INPUT -
· · ·
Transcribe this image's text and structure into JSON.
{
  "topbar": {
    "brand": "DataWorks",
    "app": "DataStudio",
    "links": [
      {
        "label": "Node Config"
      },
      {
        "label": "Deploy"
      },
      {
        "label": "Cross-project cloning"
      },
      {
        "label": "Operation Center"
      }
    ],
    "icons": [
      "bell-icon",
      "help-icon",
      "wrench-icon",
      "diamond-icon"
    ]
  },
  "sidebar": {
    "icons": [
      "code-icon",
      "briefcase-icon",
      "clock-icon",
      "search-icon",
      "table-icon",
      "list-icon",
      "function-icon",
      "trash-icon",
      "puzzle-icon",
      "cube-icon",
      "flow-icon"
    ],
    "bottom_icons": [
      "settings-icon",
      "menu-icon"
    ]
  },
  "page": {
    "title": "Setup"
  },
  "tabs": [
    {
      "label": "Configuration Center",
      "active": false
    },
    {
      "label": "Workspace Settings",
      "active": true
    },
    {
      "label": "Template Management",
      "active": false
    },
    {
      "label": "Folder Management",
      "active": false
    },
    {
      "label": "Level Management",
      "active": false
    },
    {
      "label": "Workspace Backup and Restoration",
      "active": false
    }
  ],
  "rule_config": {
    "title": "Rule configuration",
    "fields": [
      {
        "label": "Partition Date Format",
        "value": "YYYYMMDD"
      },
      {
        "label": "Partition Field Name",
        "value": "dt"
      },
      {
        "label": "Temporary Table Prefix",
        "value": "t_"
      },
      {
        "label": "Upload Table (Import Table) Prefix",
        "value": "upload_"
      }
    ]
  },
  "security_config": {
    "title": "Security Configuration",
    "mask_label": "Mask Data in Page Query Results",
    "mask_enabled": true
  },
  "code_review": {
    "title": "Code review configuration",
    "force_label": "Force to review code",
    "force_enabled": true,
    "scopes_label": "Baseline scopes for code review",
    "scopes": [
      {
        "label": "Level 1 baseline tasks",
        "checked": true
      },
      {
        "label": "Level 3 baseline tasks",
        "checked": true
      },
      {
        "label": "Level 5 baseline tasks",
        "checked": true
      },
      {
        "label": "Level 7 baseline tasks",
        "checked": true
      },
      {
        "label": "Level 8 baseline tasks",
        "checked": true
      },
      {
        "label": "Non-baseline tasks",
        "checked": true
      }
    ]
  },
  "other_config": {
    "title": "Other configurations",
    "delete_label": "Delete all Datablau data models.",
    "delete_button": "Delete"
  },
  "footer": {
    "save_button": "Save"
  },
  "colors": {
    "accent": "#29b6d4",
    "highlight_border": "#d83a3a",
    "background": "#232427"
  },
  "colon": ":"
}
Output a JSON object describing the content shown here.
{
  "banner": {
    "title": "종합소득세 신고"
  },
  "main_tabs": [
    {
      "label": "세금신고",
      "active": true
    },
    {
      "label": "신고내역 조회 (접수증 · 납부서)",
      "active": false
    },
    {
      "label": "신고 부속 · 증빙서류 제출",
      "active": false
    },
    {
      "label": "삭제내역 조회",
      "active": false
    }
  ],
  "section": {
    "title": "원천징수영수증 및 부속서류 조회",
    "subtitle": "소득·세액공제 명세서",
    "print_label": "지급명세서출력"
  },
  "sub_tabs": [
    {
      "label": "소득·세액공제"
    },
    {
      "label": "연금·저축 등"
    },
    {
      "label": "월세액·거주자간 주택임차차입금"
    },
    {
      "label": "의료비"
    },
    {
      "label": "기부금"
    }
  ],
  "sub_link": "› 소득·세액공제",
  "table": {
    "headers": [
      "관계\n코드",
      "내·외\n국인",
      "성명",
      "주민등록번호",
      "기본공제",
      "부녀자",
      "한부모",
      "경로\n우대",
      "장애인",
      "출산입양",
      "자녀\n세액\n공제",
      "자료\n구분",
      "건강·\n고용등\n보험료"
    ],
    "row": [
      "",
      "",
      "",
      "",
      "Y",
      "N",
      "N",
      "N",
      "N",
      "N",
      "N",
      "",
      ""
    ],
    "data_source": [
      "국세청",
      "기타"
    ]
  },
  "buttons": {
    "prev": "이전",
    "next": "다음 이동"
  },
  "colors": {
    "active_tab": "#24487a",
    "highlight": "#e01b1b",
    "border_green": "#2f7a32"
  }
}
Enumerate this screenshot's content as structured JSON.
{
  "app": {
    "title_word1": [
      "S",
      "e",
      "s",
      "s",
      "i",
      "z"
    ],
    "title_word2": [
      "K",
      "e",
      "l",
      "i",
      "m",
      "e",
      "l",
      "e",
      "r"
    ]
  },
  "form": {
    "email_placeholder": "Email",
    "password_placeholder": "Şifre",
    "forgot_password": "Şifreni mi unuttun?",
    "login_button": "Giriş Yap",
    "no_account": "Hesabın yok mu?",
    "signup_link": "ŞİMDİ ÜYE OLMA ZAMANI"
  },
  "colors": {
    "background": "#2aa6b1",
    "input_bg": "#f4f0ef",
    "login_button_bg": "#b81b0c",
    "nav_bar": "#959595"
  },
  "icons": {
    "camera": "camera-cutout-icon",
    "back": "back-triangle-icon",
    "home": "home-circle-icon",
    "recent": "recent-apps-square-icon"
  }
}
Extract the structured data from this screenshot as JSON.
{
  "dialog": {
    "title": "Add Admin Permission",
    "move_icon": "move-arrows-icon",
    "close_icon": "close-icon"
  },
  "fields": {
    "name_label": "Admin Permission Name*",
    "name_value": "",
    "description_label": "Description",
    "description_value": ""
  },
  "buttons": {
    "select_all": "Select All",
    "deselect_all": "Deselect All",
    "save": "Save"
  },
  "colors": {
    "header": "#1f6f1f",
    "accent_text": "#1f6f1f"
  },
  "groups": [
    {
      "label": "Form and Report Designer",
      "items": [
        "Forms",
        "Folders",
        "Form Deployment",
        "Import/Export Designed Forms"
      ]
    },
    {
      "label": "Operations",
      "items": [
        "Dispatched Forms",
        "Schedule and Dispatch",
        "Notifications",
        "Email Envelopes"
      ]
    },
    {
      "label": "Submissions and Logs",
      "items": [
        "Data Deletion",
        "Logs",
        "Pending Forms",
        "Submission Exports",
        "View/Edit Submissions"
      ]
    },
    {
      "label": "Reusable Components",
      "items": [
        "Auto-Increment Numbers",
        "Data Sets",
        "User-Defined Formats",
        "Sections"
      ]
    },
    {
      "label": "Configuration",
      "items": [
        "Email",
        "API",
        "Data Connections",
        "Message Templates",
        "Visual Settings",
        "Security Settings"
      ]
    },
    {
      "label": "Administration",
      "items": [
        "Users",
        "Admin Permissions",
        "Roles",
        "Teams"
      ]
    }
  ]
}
· · ·
Lines containing the word "세액공제" must all be returned from the material above.

RESPONSE FOR THIS EXERCISE -
    "subtitle": "소득·세액공제 명세서",
      "label": "소득·세액공제"
  "sub_link": "› 소득·세액공제",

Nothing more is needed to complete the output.